• **Problem**
Find the line containing "Parse this chart and return its data as JSON.". Reproduce it and every line after it up to the end of the records, exactly as written.

• **Records for this exercise**

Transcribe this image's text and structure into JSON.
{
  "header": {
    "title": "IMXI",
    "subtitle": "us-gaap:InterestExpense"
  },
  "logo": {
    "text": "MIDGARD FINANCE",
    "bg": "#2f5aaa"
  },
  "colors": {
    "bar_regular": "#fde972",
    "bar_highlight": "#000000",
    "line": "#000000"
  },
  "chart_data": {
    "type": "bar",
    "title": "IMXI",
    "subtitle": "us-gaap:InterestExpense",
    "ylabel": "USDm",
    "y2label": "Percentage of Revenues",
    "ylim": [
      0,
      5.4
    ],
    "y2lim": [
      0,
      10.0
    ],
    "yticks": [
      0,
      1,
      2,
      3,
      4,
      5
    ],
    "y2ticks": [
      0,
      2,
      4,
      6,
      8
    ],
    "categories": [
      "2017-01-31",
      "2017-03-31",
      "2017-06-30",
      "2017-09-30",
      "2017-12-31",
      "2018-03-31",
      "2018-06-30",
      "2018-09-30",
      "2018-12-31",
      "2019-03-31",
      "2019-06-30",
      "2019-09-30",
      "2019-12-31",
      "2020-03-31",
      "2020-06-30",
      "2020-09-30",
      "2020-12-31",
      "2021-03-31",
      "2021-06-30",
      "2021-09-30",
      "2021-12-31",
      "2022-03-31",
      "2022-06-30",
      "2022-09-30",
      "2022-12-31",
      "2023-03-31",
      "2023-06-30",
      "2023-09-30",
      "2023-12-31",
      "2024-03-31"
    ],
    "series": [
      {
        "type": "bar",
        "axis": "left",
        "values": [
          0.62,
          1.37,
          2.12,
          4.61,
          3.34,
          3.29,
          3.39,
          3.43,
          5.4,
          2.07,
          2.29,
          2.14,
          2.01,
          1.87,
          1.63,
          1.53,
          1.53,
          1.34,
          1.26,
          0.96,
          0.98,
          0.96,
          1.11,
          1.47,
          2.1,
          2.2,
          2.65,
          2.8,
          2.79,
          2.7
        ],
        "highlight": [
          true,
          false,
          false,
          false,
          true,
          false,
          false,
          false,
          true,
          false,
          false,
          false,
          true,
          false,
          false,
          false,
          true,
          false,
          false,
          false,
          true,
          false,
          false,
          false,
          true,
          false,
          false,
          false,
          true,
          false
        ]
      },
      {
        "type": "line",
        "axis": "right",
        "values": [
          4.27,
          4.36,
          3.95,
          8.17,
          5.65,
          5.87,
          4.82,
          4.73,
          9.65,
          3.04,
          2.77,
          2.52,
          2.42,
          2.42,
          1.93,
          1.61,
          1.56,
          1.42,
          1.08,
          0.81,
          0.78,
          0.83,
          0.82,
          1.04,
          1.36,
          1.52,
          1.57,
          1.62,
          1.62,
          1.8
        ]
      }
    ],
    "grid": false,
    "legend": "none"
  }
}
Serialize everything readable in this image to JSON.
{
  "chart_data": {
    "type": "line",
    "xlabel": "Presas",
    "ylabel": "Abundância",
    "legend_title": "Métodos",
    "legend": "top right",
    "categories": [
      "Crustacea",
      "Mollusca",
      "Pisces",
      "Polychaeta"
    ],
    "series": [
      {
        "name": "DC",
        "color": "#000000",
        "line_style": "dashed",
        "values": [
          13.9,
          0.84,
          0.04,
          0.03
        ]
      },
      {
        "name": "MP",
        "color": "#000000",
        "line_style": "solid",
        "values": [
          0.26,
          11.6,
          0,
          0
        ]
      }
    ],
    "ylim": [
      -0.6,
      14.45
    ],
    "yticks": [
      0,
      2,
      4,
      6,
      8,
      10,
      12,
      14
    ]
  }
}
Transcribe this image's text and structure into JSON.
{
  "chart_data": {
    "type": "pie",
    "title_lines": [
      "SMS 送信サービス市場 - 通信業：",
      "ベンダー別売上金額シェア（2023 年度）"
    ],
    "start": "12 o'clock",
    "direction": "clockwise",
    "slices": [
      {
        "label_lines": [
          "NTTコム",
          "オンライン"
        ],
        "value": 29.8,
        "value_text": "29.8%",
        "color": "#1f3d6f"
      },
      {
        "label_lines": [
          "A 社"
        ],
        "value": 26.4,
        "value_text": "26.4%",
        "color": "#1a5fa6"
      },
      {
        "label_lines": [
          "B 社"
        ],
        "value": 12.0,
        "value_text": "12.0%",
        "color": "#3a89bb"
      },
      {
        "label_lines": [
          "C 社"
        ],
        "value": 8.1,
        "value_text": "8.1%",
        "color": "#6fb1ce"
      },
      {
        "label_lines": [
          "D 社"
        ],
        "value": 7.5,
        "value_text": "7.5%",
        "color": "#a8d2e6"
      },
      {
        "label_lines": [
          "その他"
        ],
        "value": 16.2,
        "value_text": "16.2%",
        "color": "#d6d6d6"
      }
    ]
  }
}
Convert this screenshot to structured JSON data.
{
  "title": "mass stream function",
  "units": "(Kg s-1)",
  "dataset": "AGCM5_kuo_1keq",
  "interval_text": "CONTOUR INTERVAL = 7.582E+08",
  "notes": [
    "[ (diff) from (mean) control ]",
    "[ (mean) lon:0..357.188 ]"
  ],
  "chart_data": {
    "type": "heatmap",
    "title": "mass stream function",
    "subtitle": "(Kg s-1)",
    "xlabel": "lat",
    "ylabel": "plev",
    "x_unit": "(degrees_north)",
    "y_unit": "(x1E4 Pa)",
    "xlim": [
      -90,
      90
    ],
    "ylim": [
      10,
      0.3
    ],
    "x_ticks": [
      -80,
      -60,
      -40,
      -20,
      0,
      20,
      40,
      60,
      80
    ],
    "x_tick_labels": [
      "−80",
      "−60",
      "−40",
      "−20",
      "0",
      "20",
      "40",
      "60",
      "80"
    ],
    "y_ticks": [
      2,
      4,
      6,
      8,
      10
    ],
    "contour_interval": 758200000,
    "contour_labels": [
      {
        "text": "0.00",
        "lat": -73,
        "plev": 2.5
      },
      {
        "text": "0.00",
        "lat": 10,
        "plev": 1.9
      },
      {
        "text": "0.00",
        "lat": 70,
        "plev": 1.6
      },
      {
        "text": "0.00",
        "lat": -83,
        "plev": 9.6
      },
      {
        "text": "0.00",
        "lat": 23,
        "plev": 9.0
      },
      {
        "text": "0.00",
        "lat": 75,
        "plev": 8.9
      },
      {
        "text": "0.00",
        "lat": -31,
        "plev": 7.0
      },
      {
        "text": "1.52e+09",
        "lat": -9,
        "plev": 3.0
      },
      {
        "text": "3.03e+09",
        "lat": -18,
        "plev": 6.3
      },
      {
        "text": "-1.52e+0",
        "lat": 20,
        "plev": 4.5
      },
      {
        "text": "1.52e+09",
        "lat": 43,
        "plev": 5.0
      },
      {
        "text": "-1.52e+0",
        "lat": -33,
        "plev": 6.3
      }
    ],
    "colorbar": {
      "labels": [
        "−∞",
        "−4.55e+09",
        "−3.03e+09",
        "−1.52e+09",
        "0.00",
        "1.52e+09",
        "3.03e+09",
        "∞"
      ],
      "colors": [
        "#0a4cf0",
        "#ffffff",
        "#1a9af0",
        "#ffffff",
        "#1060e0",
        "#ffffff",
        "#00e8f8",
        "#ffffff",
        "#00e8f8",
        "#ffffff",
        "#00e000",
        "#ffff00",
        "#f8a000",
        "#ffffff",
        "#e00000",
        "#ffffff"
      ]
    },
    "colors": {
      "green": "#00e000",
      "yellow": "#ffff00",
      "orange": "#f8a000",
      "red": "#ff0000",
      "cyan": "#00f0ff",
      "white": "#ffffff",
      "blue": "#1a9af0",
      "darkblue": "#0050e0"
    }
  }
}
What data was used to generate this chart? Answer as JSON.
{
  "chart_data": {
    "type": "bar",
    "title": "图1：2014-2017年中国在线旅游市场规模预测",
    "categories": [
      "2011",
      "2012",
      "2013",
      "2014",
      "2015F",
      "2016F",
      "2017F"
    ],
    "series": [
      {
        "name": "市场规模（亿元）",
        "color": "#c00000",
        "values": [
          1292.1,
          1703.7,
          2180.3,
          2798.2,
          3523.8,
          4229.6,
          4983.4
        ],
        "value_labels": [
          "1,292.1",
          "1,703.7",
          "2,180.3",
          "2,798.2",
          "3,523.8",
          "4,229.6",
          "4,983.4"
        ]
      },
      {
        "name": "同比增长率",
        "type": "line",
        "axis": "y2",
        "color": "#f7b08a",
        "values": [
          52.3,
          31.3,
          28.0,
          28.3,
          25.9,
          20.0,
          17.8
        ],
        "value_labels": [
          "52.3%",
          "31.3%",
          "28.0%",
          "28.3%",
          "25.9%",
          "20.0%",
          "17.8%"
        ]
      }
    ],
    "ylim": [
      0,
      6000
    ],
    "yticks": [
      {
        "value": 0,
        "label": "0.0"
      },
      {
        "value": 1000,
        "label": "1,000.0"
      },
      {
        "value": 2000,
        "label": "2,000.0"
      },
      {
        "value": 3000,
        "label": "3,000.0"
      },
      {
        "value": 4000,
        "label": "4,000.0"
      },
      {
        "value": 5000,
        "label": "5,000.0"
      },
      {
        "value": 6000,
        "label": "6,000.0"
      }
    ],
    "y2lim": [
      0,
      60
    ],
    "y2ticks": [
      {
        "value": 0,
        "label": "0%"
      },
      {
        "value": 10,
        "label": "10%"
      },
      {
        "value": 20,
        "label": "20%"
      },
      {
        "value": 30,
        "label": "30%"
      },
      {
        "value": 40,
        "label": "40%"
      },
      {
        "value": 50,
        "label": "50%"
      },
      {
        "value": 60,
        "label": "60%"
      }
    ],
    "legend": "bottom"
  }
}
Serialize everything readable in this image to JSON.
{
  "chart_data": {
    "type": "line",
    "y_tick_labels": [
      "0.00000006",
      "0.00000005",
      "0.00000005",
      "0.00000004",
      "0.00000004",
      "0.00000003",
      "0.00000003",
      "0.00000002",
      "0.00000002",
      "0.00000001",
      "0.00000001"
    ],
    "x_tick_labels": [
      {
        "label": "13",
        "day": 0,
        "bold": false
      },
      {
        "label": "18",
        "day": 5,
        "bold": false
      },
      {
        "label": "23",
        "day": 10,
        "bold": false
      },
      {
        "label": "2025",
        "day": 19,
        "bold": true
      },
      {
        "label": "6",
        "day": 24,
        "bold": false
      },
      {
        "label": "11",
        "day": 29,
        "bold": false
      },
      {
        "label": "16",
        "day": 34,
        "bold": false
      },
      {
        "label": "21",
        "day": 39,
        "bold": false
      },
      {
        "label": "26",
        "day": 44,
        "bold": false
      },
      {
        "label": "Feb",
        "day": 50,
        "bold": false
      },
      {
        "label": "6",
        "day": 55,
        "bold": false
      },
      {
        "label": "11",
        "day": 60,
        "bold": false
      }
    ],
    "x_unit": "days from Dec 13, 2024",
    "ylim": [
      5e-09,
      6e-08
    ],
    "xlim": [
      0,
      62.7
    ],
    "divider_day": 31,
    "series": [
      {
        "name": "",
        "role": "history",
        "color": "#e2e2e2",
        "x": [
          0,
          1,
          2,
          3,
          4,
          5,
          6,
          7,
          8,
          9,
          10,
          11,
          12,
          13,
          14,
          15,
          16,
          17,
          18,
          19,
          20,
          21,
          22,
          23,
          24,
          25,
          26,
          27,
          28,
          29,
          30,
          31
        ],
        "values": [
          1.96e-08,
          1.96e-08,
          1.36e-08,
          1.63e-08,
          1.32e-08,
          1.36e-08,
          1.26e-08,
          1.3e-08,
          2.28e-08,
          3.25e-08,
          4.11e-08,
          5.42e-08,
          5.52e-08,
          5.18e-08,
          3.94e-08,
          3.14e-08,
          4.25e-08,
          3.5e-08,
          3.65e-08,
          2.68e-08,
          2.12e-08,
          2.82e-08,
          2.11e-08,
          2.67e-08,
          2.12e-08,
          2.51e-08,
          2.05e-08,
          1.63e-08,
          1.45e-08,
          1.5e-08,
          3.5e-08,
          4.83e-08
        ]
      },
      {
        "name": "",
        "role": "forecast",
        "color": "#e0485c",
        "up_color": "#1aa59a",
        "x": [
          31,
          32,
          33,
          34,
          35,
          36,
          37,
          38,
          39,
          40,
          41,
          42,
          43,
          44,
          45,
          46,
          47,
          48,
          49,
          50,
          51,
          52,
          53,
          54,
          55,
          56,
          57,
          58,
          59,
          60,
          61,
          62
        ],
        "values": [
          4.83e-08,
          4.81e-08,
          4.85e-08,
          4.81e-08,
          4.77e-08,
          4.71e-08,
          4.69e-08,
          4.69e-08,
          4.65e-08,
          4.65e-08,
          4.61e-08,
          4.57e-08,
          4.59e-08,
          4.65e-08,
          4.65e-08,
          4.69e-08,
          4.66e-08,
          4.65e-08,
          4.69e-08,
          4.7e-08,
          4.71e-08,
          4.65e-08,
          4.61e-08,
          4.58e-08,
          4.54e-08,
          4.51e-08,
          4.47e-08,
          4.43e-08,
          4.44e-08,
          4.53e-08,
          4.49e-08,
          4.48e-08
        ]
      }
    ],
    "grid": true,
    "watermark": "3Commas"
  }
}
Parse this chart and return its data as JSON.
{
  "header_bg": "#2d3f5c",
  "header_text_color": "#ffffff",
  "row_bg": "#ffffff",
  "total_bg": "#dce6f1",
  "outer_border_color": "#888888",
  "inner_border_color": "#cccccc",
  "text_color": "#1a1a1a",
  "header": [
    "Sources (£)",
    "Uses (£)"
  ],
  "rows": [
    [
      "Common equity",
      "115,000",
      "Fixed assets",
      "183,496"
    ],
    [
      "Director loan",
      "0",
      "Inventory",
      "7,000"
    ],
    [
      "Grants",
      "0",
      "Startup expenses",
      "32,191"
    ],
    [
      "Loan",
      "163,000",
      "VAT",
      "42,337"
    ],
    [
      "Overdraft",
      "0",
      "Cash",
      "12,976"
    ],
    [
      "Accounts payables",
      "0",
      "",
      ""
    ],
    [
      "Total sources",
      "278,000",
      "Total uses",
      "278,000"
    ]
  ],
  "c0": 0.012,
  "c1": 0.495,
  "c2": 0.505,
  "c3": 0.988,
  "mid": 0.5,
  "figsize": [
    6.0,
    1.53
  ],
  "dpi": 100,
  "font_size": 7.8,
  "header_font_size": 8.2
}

• **Solved problem**
Parse this chart and return its data as JSON.
{
  "header_bg": "#2d3f5c",
  "header_text_color": "#ffffff",
  "row_bg": "#ffffff",
  "total_bg": "#dce6f1",
  "outer_border_color": "#888888",
  "inner_border_color": "#cccccc",
  "text_color": "#1a1a1a",
  "header": [
    "Sources (£)",
    "Uses (£)"
  ],
  "rows": [
    [
      "Common equity",
      "115,000",
      "Fixed assets",
      "183,496"
    ],
    [
      "Director loan",
      "0",
      "Inventory",
      "7,000"
    ],
    [
      "Grants",
      "0",
      "Startup expenses",
      "32,191"
    ],
    [
      "Loan",
      "163,000",
      "VAT",
      "42,337"
    ],
    [
      "Overdraft",
      "0",
      "Cash",
      "12,976"
    ],
    [
      "Accounts payables",
      "0",
      "",
      ""
    ],
    [
      "Total sources",
      "278,000",
      "Total uses",
      "278,000"
    ]
  ],
  "c0": 0.012,
  "c1": 0.495,
  "c2": 0.505,
  "c3": 0.988,
  "mid": 0.5,
  "figsize": [
    6.0,
    1.53
  ],
  "dpi": 100,
  "font_size": 7.8,
  "header_font_size": 8.2
}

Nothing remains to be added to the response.